*Problem*. Pull every line holding the string "JSON" from the records below.

*Data for processing*.
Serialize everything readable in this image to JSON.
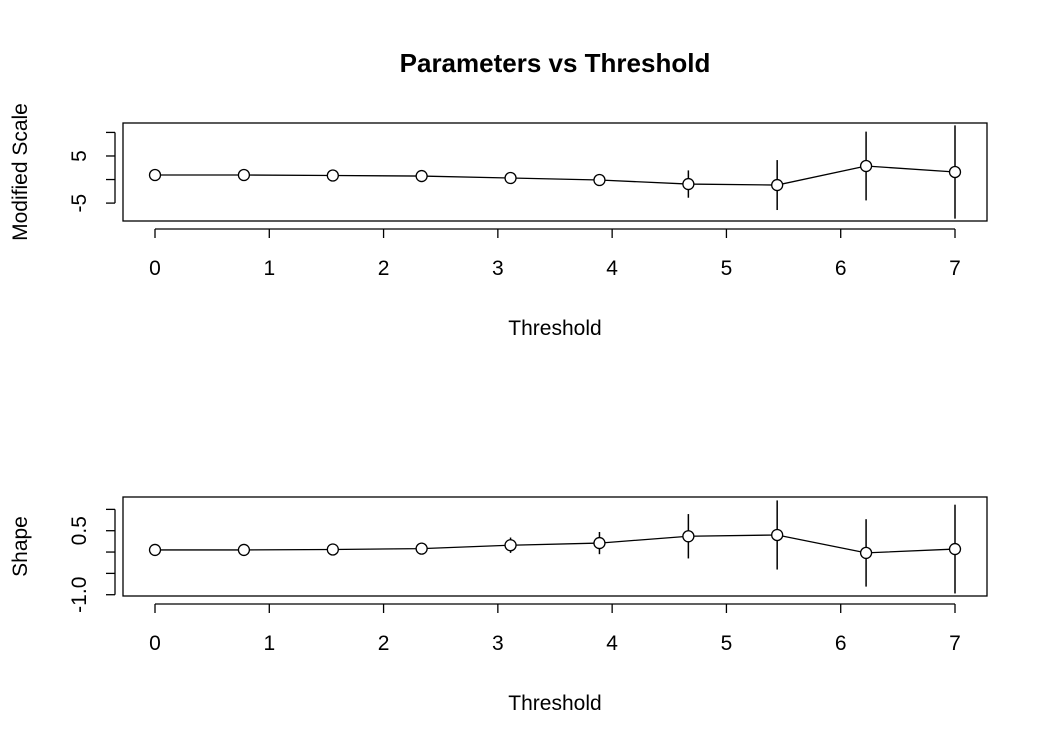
{
  "chart_data": [
    {
      "type": "line",
      "title": "Parameters vs Threshold",
      "xlabel": "Threshold",
      "ylabel": "Modified Scale",
      "x": [
        0,
        0.778,
        1.556,
        2.333,
        3.111,
        3.889,
        4.667,
        5.444,
        6.222,
        7
      ],
      "values": [
        0.96,
        0.96,
        0.85,
        0.74,
        0.32,
        -0.1,
        -0.96,
        -1.17,
        2.87,
        1.6
      ],
      "errors": [
        0.3,
        0.3,
        0.3,
        0.3,
        0.4,
        0.5,
        2.9,
        5.3,
        7.3,
        9.9
      ],
      "xlim": [
        -0.28,
        7.28
      ],
      "ylim": [
        -8.8,
        12.0
      ],
      "xticks": [
        0,
        1,
        2,
        3,
        4,
        5,
        6,
        7
      ],
      "yticks": [
        -5,
        {
          "value": 0,
          "label": null
        },
        5,
        {
          "value": 10,
          "label": null
        }
      ]
    },
    {
      "type": "line",
      "xlabel": "Threshold",
      "ylabel": "Shape",
      "x": [
        0,
        0.778,
        1.556,
        2.333,
        3.111,
        3.889,
        4.667,
        5.444,
        6.222,
        7
      ],
      "values": [
        0.05,
        0.05,
        0.06,
        0.08,
        0.16,
        0.21,
        0.37,
        0.4,
        -0.02,
        0.07
      ],
      "errors": [
        0.03,
        0.03,
        0.04,
        0.05,
        0.18,
        0.26,
        0.52,
        0.81,
        0.79,
        1.04
      ],
      "xlim": [
        -0.28,
        7.28
      ],
      "ylim": [
        -1.03,
        1.29
      ],
      "xticks": [
        0,
        1,
        2,
        3,
        4,
        5,
        6,
        7
      ],
      "yticks": [
        {
          "value": -1.0,
          "label": "-1.0"
        },
        {
          "value": -0.5,
          "label": null
        },
        {
          "value": 0,
          "label": null
        },
        0.5,
        {
          "value": 1.0,
          "label": null
        }
      ]
    }
  ]
}
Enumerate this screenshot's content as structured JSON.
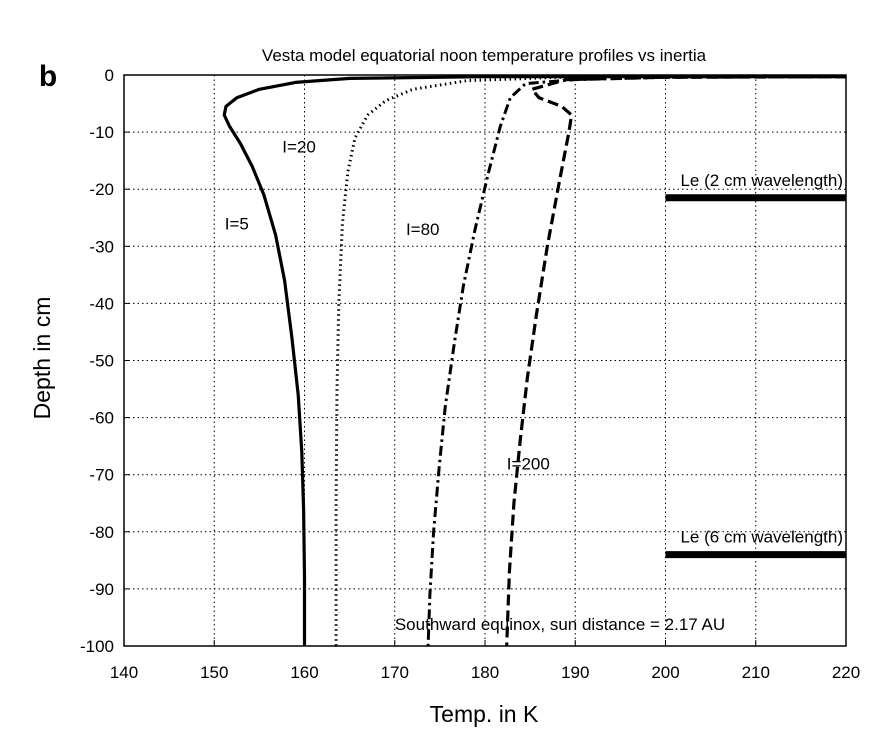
{
  "panel_label": "b",
  "chart_data": {
    "type": "line",
    "title": "Vesta model equatorial noon temperature profiles vs inertia",
    "xlabel": "Temp. in K",
    "ylabel": "Depth in cm",
    "xlim": [
      140,
      220
    ],
    "ylim": [
      -100,
      0
    ],
    "xticks": [
      140,
      150,
      160,
      170,
      180,
      190,
      200,
      210,
      220
    ],
    "yticks": [
      0,
      -10,
      -20,
      -30,
      -40,
      -50,
      -60,
      -70,
      -80,
      -90,
      -100
    ],
    "grid": true,
    "series": [
      {
        "name": "I=5",
        "style": "solid",
        "x": [
          220,
          180,
          165,
          159,
          155,
          152.5,
          151.3,
          151.1,
          151.7,
          152.9,
          154.2,
          155.5,
          156.8,
          157.8,
          158.6,
          159.3,
          159.7,
          159.9,
          160,
          160
        ],
        "y": [
          -0.3,
          -0.3,
          -0.6,
          -1.3,
          -2.5,
          -4,
          -5.5,
          -7,
          -9,
          -12,
          -16,
          -21,
          -28,
          -36,
          -46,
          -56,
          -66,
          -76,
          -88,
          -100
        ]
      },
      {
        "name": "I=20",
        "style": "dotted",
        "x": [
          220,
          190,
          178,
          172,
          169,
          167,
          165.6,
          164.8,
          164.2,
          163.8,
          163.6,
          163.5,
          163.5
        ],
        "y": [
          -0.3,
          -0.3,
          -1,
          -2.5,
          -4.5,
          -7,
          -11,
          -17,
          -26,
          -40,
          -55,
          -75,
          -100
        ]
      },
      {
        "name": "I=80",
        "style": "dashdot",
        "x": [
          220,
          200,
          190,
          184.5,
          182.8,
          181.7,
          180.4,
          178.9,
          177.6,
          176.6,
          175.6,
          174.9,
          174.3,
          173.9,
          173.7
        ],
        "y": [
          -0.3,
          -0.4,
          -0.8,
          -1.5,
          -4,
          -9,
          -17,
          -27,
          -37,
          -47,
          -58,
          -69,
          -80,
          -91,
          -100
        ]
      },
      {
        "name": "I=200",
        "style": "dashed",
        "x": [
          220,
          200,
          189,
          185.2,
          186,
          188.5,
          189.6,
          189.3,
          188.2,
          186.9,
          185.7,
          184.7,
          183.9,
          183.2,
          182.7,
          182.4
        ],
        "y": [
          -0.3,
          -0.4,
          -0.8,
          -2.5,
          -4,
          -5.5,
          -7,
          -10,
          -19,
          -30,
          -42,
          -53,
          -64,
          -75,
          -87,
          -100
        ]
      }
    ],
    "reference_bars": [
      {
        "label": "Le (2 cm wavelength)",
        "x": [
          200,
          220
        ],
        "y": -21.5
      },
      {
        "label": "Le (6 cm wavelength)",
        "x": [
          200,
          220
        ],
        "y": -84
      }
    ],
    "annotation": "Southward equinox, sun distance = 2.17 AU"
  }
}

*Reply to the task*.
Serialize everything readable in this image to JSON.
Enumerate this screenshot's content as structured JSON.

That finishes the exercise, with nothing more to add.